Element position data

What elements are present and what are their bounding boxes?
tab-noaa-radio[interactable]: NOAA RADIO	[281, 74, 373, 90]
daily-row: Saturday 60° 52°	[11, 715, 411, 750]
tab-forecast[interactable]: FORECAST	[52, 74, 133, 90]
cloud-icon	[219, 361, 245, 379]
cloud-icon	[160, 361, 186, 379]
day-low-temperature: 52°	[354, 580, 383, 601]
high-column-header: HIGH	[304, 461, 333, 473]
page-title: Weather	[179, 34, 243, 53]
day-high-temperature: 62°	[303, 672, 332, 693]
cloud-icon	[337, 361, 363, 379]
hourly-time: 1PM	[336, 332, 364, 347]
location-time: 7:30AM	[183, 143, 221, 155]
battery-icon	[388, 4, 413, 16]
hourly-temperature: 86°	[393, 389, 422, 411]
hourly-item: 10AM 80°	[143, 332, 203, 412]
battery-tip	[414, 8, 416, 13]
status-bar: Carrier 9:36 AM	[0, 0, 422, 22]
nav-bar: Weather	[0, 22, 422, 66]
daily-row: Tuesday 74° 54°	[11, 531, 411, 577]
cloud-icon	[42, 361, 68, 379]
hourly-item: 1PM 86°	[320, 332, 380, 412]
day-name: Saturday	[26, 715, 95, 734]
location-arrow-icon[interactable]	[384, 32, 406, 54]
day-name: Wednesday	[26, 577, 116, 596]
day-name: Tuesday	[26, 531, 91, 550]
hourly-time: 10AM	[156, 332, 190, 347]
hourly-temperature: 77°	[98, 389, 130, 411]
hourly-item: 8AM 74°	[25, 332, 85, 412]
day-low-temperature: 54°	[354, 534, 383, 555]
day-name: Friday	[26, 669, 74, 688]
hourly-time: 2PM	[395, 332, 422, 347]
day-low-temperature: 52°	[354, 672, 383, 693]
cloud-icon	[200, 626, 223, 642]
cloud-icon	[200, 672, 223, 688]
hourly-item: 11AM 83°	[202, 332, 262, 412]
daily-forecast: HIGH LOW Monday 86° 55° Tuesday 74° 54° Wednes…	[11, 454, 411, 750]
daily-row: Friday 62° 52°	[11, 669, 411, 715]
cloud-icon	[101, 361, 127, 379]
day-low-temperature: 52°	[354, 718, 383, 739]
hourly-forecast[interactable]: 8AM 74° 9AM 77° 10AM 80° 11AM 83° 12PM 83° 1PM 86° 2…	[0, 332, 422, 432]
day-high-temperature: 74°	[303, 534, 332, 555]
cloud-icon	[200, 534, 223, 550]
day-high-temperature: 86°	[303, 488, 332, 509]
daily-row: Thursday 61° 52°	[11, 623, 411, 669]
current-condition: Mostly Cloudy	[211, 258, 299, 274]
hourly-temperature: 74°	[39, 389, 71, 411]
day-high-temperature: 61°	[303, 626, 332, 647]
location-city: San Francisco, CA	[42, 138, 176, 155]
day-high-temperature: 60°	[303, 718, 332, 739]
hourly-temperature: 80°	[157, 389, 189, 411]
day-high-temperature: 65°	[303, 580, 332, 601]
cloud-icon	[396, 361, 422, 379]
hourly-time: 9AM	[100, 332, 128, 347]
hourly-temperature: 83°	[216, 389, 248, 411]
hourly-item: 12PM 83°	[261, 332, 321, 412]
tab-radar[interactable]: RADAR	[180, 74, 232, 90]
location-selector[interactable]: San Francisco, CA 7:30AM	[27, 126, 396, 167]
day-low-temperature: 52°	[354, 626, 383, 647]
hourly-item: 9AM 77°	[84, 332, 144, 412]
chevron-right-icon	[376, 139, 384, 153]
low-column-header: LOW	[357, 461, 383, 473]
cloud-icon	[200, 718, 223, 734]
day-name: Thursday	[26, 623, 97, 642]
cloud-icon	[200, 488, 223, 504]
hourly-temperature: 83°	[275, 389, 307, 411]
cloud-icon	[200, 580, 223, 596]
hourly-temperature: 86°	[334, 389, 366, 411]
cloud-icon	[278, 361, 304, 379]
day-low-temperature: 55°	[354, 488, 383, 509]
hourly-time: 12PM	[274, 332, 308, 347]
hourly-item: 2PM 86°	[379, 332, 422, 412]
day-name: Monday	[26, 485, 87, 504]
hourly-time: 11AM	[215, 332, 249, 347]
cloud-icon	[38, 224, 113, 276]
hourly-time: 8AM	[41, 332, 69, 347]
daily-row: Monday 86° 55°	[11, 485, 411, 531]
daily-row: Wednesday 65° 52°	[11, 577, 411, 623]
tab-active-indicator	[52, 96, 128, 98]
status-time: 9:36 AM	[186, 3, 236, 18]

OBJECTIVE → Quote all of the lines above word for word.

EXERCISE OUTPUT →
What elements are present and what are their bounding boxes?
tab-noaa-radio[interactable]: NOAA RADIO	[281, 74, 373, 90]
daily-row: Saturday 60° 52°	[11, 715, 411, 750]
tab-forecast[interactable]: FORECAST	[52, 74, 133, 90]
cloud-icon	[219, 361, 245, 379]
cloud-icon	[160, 361, 186, 379]
day-low-temperature: 52°	[354, 580, 383, 601]
high-column-header: HIGH	[304, 461, 333, 473]
page-title: Weather	[179, 34, 243, 53]
day-high-temperature: 62°	[303, 672, 332, 693]
cloud-icon	[337, 361, 363, 379]
hourly-time: 1PM	[336, 332, 364, 347]
location-time: 7:30AM	[183, 143, 221, 155]
battery-icon	[388, 4, 413, 16]
hourly-temperature: 86°	[393, 389, 422, 411]
hourly-item: 10AM 80°	[143, 332, 203, 412]
battery-tip	[414, 8, 416, 13]
status-bar: Carrier 9:36 AM	[0, 0, 422, 22]
nav-bar: Weather	[0, 22, 422, 66]
daily-row: Tuesday 74° 54°	[11, 531, 411, 577]
cloud-icon	[42, 361, 68, 379]
hourly-item: 1PM 86°	[320, 332, 380, 412]
day-name: Saturday	[26, 715, 95, 734]
location-arrow-icon[interactable]	[384, 32, 406, 54]
day-name: Wednesday	[26, 577, 116, 596]
day-name: Tuesday	[26, 531, 91, 550]
hourly-time: 10AM	[156, 332, 190, 347]
hourly-temperature: 77°	[98, 389, 130, 411]
hourly-item: 8AM 74°	[25, 332, 85, 412]
day-low-temperature: 54°	[354, 534, 383, 555]
day-name: Friday	[26, 669, 74, 688]
hourly-time: 2PM	[395, 332, 422, 347]
day-low-temperature: 52°	[354, 672, 383, 693]
cloud-icon	[200, 626, 223, 642]
cloud-icon	[200, 672, 223, 688]
hourly-item: 11AM 83°	[202, 332, 262, 412]
daily-forecast: HIGH LOW Monday 86° 55° Tuesday 74° 54° Wednes…	[11, 454, 411, 750]
daily-row: Friday 62° 52°	[11, 669, 411, 715]
cloud-icon	[101, 361, 127, 379]
day-low-temperature: 52°	[354, 718, 383, 739]
hourly-forecast[interactable]: 8AM 74° 9AM 77° 10AM 80° 11AM 83° 12PM 83° 1PM 86° 2…	[0, 332, 422, 432]
day-high-temperature: 74°	[303, 534, 332, 555]
cloud-icon	[200, 534, 223, 550]
day-high-temperature: 86°	[303, 488, 332, 509]
daily-row: Thursday 61° 52°	[11, 623, 411, 669]
current-condition: Mostly Cloudy	[211, 258, 299, 274]
hourly-temperature: 74°	[39, 389, 71, 411]
day-high-temperature: 61°	[303, 626, 332, 647]
location-city: San Francisco, CA	[42, 138, 176, 155]
day-high-temperature: 60°	[303, 718, 332, 739]
hourly-temperature: 80°	[157, 389, 189, 411]
day-high-temperature: 65°	[303, 580, 332, 601]
cloud-icon	[396, 361, 422, 379]
hourly-time: 9AM	[100, 332, 128, 347]
hourly-temperature: 83°	[216, 389, 248, 411]
hourly-item: 12PM 83°	[261, 332, 321, 412]
tab-radar[interactable]: RADAR	[180, 74, 232, 90]
location-selector[interactable]: San Francisco, CA 7:30AM	[27, 126, 396, 167]
day-low-temperature: 52°	[354, 626, 383, 647]
hourly-item: 9AM 77°	[84, 332, 144, 412]
chevron-right-icon	[376, 139, 384, 153]
low-column-header: LOW	[357, 461, 383, 473]
cloud-icon	[200, 718, 223, 734]
day-name: Thursday	[26, 623, 97, 642]
cloud-icon	[200, 488, 223, 504]
hourly-temperature: 83°	[275, 389, 307, 411]
cloud-icon	[200, 580, 223, 596]
hourly-temperature: 86°	[334, 389, 366, 411]
cloud-icon	[278, 361, 304, 379]
day-low-temperature: 55°	[354, 488, 383, 509]
hourly-time: 12PM	[274, 332, 308, 347]
hourly-item: 2PM 86°	[379, 332, 422, 412]
day-name: Monday	[26, 485, 87, 504]
hourly-time: 11AM	[215, 332, 249, 347]
cloud-icon	[38, 224, 113, 276]
hourly-time: 8AM	[41, 332, 69, 347]
daily-row: Monday 86° 55°	[11, 485, 411, 531]
daily-row: Wednesday 65° 52°	[11, 577, 411, 623]
tab-active-indicator	[52, 96, 128, 98]
status-time: 9:36 AM	[186, 3, 236, 18]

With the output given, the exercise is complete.